• _EXERCISE_
Gather all lines in the entries that include the word "this".

--

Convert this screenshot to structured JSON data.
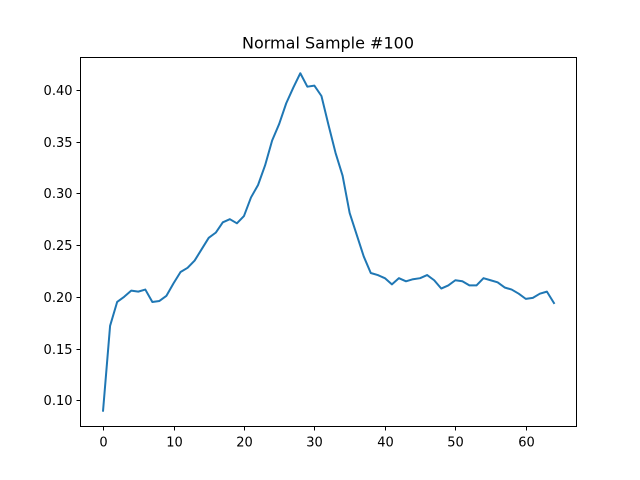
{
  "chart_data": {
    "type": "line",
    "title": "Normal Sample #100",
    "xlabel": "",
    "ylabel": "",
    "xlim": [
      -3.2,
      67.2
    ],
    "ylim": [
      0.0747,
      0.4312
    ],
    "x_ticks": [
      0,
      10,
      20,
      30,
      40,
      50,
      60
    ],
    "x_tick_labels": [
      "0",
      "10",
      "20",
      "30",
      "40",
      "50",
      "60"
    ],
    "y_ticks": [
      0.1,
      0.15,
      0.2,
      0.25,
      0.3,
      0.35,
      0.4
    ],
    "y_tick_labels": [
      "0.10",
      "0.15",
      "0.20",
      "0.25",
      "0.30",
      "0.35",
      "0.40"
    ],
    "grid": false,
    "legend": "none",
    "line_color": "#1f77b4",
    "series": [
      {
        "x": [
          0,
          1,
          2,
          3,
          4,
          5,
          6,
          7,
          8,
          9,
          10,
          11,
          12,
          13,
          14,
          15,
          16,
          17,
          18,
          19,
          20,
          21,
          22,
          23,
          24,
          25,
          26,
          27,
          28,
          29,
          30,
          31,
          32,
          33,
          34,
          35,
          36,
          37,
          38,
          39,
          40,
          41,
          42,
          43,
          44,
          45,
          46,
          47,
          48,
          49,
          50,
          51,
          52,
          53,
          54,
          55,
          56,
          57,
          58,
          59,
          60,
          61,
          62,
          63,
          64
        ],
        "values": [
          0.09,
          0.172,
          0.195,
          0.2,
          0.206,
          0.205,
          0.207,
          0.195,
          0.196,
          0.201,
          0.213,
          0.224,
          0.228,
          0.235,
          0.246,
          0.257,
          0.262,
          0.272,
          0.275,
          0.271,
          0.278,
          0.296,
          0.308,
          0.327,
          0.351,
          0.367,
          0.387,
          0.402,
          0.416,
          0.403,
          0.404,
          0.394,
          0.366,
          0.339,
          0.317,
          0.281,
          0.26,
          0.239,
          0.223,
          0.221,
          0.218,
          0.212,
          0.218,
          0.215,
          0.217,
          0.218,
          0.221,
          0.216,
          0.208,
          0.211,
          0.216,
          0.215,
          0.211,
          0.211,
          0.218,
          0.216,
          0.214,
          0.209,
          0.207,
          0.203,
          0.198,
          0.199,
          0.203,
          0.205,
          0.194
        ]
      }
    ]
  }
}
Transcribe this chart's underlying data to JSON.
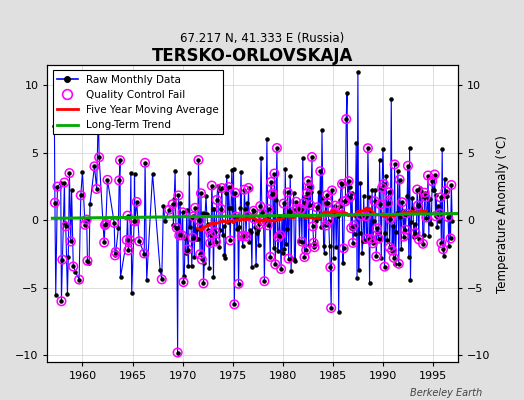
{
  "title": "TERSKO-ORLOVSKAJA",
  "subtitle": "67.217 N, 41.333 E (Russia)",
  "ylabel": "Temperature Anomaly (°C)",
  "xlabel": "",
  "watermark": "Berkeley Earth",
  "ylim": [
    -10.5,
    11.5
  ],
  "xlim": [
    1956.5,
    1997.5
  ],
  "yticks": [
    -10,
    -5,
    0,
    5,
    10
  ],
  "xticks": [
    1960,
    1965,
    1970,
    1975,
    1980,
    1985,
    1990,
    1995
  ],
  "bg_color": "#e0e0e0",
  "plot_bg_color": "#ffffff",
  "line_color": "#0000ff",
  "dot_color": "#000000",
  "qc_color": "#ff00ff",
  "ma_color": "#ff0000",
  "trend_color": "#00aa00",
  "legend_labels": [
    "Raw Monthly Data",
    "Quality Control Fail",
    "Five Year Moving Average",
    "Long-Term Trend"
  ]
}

--

• _WRITTEN ANSWER_
Convert this screenshot to structured JSON data.
Transcribe this chart's underlying data to JSON.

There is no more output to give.